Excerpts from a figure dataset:
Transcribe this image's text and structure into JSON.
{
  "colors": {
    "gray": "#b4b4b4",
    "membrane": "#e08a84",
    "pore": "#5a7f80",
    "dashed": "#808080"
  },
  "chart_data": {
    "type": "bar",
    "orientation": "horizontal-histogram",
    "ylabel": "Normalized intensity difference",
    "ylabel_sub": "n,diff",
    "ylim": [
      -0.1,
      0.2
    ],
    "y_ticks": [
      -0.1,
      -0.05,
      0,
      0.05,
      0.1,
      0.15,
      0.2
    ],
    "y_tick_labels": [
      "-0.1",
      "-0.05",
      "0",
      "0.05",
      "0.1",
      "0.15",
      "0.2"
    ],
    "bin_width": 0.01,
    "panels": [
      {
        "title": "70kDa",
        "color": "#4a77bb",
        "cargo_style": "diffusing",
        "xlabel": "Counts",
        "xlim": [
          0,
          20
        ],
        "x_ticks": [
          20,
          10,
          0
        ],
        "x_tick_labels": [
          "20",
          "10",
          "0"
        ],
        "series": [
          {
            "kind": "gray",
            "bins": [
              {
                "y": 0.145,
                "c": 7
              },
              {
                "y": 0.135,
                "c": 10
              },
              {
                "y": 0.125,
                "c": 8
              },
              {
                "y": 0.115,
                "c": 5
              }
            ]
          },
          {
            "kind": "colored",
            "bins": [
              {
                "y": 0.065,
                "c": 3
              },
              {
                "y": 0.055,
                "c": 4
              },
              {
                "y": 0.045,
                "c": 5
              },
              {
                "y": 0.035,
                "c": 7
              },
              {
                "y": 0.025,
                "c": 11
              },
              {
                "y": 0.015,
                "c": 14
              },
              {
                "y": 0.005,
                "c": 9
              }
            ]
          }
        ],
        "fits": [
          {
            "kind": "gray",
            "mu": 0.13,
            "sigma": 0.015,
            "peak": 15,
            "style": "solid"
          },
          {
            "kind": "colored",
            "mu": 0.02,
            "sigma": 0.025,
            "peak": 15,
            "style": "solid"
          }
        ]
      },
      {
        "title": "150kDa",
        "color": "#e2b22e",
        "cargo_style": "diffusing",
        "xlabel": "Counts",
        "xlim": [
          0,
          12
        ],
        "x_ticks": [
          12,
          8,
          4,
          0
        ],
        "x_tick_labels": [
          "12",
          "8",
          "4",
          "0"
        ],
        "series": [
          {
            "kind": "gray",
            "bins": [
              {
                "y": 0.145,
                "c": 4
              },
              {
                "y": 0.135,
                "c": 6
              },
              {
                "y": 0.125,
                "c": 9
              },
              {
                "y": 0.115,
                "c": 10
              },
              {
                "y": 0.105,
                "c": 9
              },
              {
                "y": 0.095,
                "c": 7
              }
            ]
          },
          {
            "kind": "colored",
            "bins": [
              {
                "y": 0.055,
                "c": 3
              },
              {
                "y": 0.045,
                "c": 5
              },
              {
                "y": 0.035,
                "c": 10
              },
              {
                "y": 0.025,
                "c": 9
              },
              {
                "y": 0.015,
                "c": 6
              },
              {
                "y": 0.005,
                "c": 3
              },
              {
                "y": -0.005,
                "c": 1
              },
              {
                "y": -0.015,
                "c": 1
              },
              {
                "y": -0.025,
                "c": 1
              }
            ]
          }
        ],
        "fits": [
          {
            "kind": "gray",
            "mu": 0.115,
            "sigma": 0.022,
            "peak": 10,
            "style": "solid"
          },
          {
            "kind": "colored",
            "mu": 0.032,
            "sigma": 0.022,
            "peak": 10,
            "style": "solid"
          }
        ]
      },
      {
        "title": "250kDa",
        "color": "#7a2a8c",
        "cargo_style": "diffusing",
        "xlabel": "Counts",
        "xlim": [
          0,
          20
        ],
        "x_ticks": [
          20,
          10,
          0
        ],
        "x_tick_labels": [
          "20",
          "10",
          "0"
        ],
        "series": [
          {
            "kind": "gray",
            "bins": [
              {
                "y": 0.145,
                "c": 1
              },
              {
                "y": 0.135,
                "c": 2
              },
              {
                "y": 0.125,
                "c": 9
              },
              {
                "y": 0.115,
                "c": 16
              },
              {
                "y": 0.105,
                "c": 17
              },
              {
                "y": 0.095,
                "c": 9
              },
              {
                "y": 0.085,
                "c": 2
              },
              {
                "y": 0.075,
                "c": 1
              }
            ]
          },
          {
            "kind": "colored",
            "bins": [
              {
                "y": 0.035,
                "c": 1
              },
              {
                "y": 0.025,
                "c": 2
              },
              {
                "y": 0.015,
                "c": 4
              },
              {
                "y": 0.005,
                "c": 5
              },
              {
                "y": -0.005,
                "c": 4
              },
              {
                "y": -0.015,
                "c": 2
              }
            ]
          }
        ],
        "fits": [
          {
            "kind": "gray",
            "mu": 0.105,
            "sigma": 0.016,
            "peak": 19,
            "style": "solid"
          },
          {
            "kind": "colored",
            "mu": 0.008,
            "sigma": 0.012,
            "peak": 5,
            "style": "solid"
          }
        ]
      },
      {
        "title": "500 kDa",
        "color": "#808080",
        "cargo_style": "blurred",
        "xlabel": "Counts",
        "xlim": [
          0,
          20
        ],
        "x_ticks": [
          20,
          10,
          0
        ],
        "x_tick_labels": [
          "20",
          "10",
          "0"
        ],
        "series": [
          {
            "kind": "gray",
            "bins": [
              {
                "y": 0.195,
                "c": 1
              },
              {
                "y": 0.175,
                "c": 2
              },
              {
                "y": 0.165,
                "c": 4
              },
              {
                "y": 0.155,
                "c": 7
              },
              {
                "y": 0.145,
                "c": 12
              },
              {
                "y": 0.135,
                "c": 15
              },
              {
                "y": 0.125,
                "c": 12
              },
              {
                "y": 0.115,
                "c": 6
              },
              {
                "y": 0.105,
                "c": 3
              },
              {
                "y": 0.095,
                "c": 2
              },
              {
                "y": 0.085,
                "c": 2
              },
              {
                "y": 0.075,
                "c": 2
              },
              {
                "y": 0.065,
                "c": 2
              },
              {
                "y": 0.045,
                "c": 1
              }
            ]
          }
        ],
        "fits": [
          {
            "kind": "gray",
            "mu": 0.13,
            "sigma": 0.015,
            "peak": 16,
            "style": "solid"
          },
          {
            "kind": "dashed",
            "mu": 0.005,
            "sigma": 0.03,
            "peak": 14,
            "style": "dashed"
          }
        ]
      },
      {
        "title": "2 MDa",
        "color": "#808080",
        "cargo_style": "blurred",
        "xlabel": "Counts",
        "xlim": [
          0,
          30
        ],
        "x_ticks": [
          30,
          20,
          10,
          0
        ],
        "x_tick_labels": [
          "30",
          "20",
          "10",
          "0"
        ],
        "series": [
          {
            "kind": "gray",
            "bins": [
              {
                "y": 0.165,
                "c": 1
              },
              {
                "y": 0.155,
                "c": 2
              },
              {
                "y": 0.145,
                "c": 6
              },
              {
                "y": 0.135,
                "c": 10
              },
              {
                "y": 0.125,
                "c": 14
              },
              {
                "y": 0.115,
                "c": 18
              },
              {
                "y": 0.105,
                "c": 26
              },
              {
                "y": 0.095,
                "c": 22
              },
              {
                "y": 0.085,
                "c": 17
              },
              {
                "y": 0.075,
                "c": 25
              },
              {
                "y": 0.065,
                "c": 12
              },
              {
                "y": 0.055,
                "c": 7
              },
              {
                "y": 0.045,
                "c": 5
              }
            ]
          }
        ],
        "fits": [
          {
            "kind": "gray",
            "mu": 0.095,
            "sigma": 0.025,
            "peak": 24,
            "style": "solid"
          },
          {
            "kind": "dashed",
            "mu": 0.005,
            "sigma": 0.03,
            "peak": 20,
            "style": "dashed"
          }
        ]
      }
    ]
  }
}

Written task:
Extract every line containing the string "peak" from the data above.

Task output:
            "peak": 15,
            "peak": 15,
            "peak": 10,
            "peak": 10,
            "peak": 19,
            "peak": 5,
            "peak": 16,
            "peak": 14,
            "peak": 24,
            "peak": 20,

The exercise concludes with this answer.